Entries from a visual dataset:
━━━━━━━━━━

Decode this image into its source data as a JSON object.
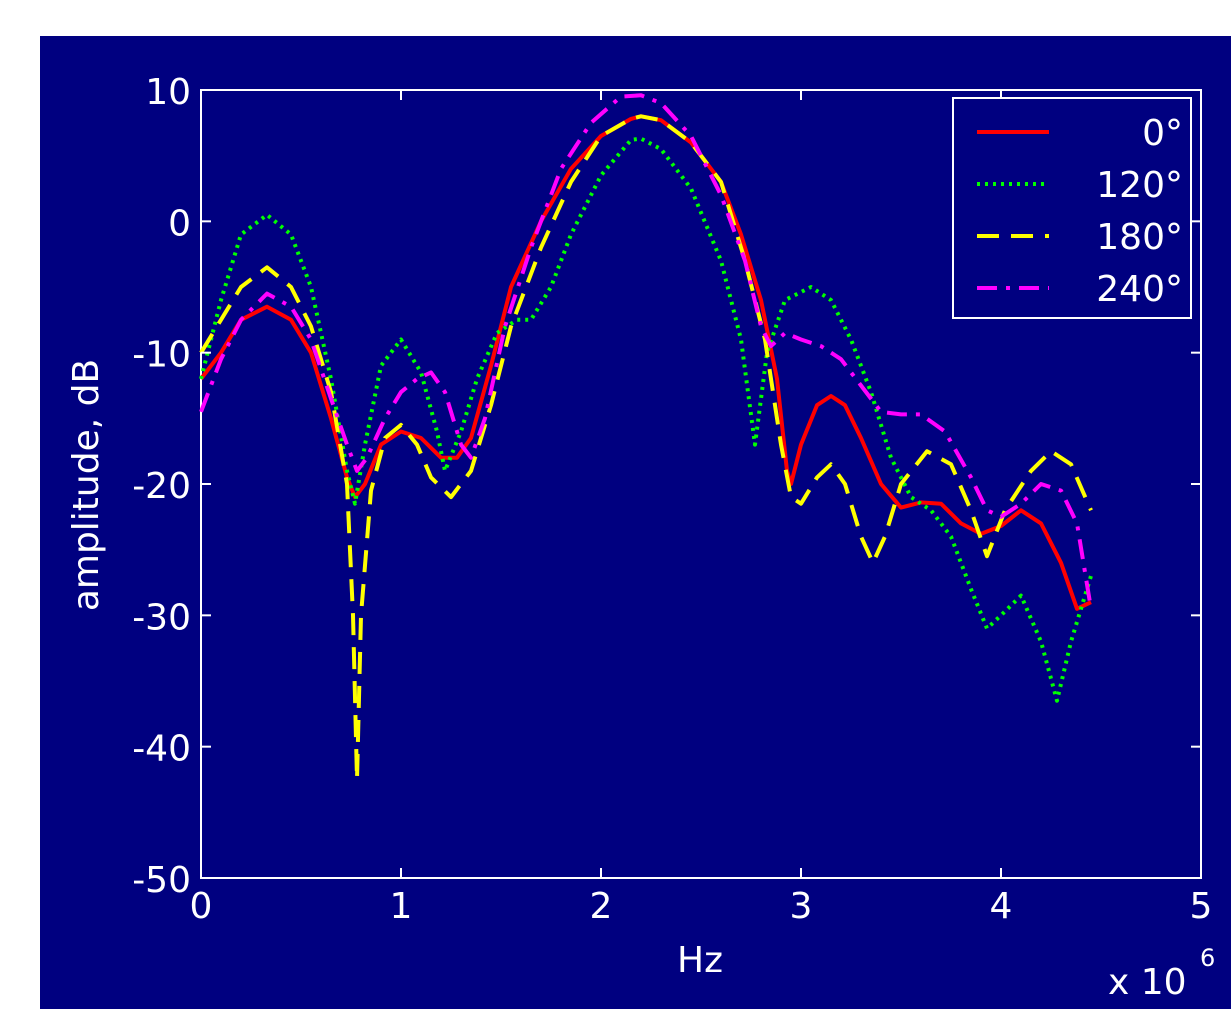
{
  "chart_data": {
    "type": "line",
    "title": "",
    "xlabel": "Hz",
    "ylabel": "amplitude, dB",
    "x_multiplier_label": "x 10",
    "x_multiplier_exponent": "6",
    "xlim": [
      0,
      5
    ],
    "ylim": [
      -50,
      10
    ],
    "xticks": [
      "0",
      "1",
      "2",
      "3",
      "4",
      "5"
    ],
    "yticks": [
      "10",
      "0",
      "-10",
      "-20",
      "-30",
      "-40",
      "-50"
    ],
    "grid": false,
    "legend_position": "top-right",
    "colors": {
      "plot_background": "#000080",
      "axes": "#ffffff",
      "text": "#ffffff"
    },
    "series": [
      {
        "name": "0°",
        "color": "#ff0000",
        "dash": "solid",
        "points": [
          [
            0,
            -12
          ],
          [
            0.1,
            -10
          ],
          [
            0.2,
            -7.5
          ],
          [
            0.33,
            -6.5
          ],
          [
            0.45,
            -7.5
          ],
          [
            0.55,
            -10
          ],
          [
            0.65,
            -15
          ],
          [
            0.73,
            -19.5
          ],
          [
            0.77,
            -21
          ],
          [
            0.82,
            -20
          ],
          [
            0.9,
            -17
          ],
          [
            1.0,
            -16
          ],
          [
            1.1,
            -16.5
          ],
          [
            1.2,
            -18
          ],
          [
            1.28,
            -18
          ],
          [
            1.35,
            -16.5
          ],
          [
            1.45,
            -11
          ],
          [
            1.55,
            -5
          ],
          [
            1.7,
            0
          ],
          [
            1.85,
            4
          ],
          [
            2.0,
            6.5
          ],
          [
            2.15,
            7.8
          ],
          [
            2.2,
            8
          ],
          [
            2.3,
            7.7
          ],
          [
            2.45,
            6
          ],
          [
            2.6,
            3
          ],
          [
            2.7,
            -1
          ],
          [
            2.8,
            -6
          ],
          [
            2.88,
            -12
          ],
          [
            2.93,
            -19
          ],
          [
            2.95,
            -20
          ],
          [
            3.0,
            -17
          ],
          [
            3.08,
            -14
          ],
          [
            3.15,
            -13.3
          ],
          [
            3.22,
            -14
          ],
          [
            3.3,
            -16.5
          ],
          [
            3.4,
            -20
          ],
          [
            3.5,
            -21.8
          ],
          [
            3.6,
            -21.4
          ],
          [
            3.7,
            -21.5
          ],
          [
            3.8,
            -23
          ],
          [
            3.9,
            -23.8
          ],
          [
            4.0,
            -23.2
          ],
          [
            4.1,
            -22
          ],
          [
            4.2,
            -23
          ],
          [
            4.3,
            -26
          ],
          [
            4.38,
            -29.5
          ],
          [
            4.45,
            -29
          ]
        ]
      },
      {
        "name": "120°",
        "color": "#00ff00",
        "dash": "dotted",
        "points": [
          [
            0,
            -12
          ],
          [
            0.1,
            -6
          ],
          [
            0.2,
            -1
          ],
          [
            0.33,
            0.5
          ],
          [
            0.45,
            -1
          ],
          [
            0.55,
            -5
          ],
          [
            0.65,
            -12
          ],
          [
            0.73,
            -19
          ],
          [
            0.77,
            -21.5
          ],
          [
            0.82,
            -17
          ],
          [
            0.9,
            -11
          ],
          [
            1.0,
            -9
          ],
          [
            1.1,
            -11.5
          ],
          [
            1.18,
            -16
          ],
          [
            1.22,
            -19
          ],
          [
            1.3,
            -16
          ],
          [
            1.38,
            -12
          ],
          [
            1.48,
            -8.5
          ],
          [
            1.58,
            -7.5
          ],
          [
            1.65,
            -7.5
          ],
          [
            1.75,
            -5
          ],
          [
            1.85,
            -1
          ],
          [
            2.0,
            3.5
          ],
          [
            2.15,
            6.2
          ],
          [
            2.2,
            6.3
          ],
          [
            2.3,
            5.5
          ],
          [
            2.45,
            2.5
          ],
          [
            2.6,
            -3
          ],
          [
            2.7,
            -9
          ],
          [
            2.77,
            -17
          ],
          [
            2.83,
            -10
          ],
          [
            2.92,
            -6
          ],
          [
            3.05,
            -5
          ],
          [
            3.15,
            -6
          ],
          [
            3.25,
            -9
          ],
          [
            3.35,
            -13
          ],
          [
            3.45,
            -18
          ],
          [
            3.55,
            -21
          ],
          [
            3.65,
            -22
          ],
          [
            3.75,
            -24
          ],
          [
            3.85,
            -28
          ],
          [
            3.93,
            -31
          ],
          [
            4.0,
            -30
          ],
          [
            4.1,
            -28.5
          ],
          [
            4.2,
            -32
          ],
          [
            4.28,
            -36.5
          ],
          [
            4.35,
            -32
          ],
          [
            4.45,
            -27
          ]
        ]
      },
      {
        "name": "180°",
        "color": "#ffff00",
        "dash": "dashed",
        "points": [
          [
            0,
            -10
          ],
          [
            0.1,
            -7.5
          ],
          [
            0.2,
            -5
          ],
          [
            0.33,
            -3.5
          ],
          [
            0.45,
            -5
          ],
          [
            0.55,
            -8
          ],
          [
            0.65,
            -13
          ],
          [
            0.73,
            -20
          ],
          [
            0.76,
            -30
          ],
          [
            0.78,
            -42.5
          ],
          [
            0.8,
            -30
          ],
          [
            0.85,
            -20.5
          ],
          [
            0.92,
            -16.5
          ],
          [
            1.0,
            -15.5
          ],
          [
            1.08,
            -17
          ],
          [
            1.15,
            -19.5
          ],
          [
            1.25,
            -21
          ],
          [
            1.35,
            -19
          ],
          [
            1.45,
            -14
          ],
          [
            1.55,
            -8
          ],
          [
            1.7,
            -2
          ],
          [
            1.85,
            3
          ],
          [
            2.0,
            6.5
          ],
          [
            2.15,
            7.8
          ],
          [
            2.2,
            8
          ],
          [
            2.3,
            7.7
          ],
          [
            2.45,
            6
          ],
          [
            2.6,
            3
          ],
          [
            2.72,
            -3
          ],
          [
            2.82,
            -9
          ],
          [
            2.9,
            -17
          ],
          [
            2.95,
            -21
          ],
          [
            3.0,
            -21.5
          ],
          [
            3.08,
            -19.5
          ],
          [
            3.15,
            -18.5
          ],
          [
            3.22,
            -20
          ],
          [
            3.3,
            -24
          ],
          [
            3.36,
            -26
          ],
          [
            3.42,
            -24
          ],
          [
            3.5,
            -20
          ],
          [
            3.63,
            -17.5
          ],
          [
            3.75,
            -18.5
          ],
          [
            3.85,
            -22
          ],
          [
            3.93,
            -25.5
          ],
          [
            4.02,
            -22
          ],
          [
            4.15,
            -19
          ],
          [
            4.25,
            -17.5
          ],
          [
            4.35,
            -18.5
          ],
          [
            4.45,
            -22
          ]
        ]
      },
      {
        "name": "240°",
        "color": "#ff00ff",
        "dash": "dashdot",
        "points": [
          [
            0,
            -14.5
          ],
          [
            0.1,
            -10.5
          ],
          [
            0.2,
            -7.5
          ],
          [
            0.33,
            -5.5
          ],
          [
            0.45,
            -6.5
          ],
          [
            0.55,
            -9
          ],
          [
            0.65,
            -13.5
          ],
          [
            0.73,
            -17
          ],
          [
            0.78,
            -19
          ],
          [
            0.83,
            -18
          ],
          [
            0.92,
            -15
          ],
          [
            1.0,
            -13
          ],
          [
            1.08,
            -12
          ],
          [
            1.15,
            -11.5
          ],
          [
            1.22,
            -13
          ],
          [
            1.3,
            -17
          ],
          [
            1.35,
            -18
          ],
          [
            1.42,
            -15
          ],
          [
            1.52,
            -8
          ],
          [
            1.65,
            -2
          ],
          [
            1.8,
            4
          ],
          [
            1.95,
            7.5
          ],
          [
            2.1,
            9.5
          ],
          [
            2.2,
            9.6
          ],
          [
            2.3,
            9
          ],
          [
            2.45,
            6.5
          ],
          [
            2.6,
            2
          ],
          [
            2.72,
            -3
          ],
          [
            2.8,
            -8
          ],
          [
            2.85,
            -9.5
          ],
          [
            2.92,
            -8.5
          ],
          [
            3.0,
            -9
          ],
          [
            3.1,
            -9.5
          ],
          [
            3.2,
            -10.5
          ],
          [
            3.3,
            -12.5
          ],
          [
            3.4,
            -14.5
          ],
          [
            3.5,
            -14.7
          ],
          [
            3.6,
            -14.7
          ],
          [
            3.72,
            -16
          ],
          [
            3.85,
            -19.5
          ],
          [
            3.93,
            -22
          ],
          [
            4.0,
            -22.5
          ],
          [
            4.1,
            -21.5
          ],
          [
            4.2,
            -20
          ],
          [
            4.3,
            -20.5
          ],
          [
            4.38,
            -23
          ],
          [
            4.45,
            -29.5
          ]
        ]
      }
    ]
  }
}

━━━━━━━━━━

→ TASK TO COMPLETE
Which lines in the listing above hold the word "dash"? Show each of them.

→ WRITTEN ANSWER
        "dash": "solid",
        "dash": "dotted",
        "dash": "dashed",
        "dash": "dashdot",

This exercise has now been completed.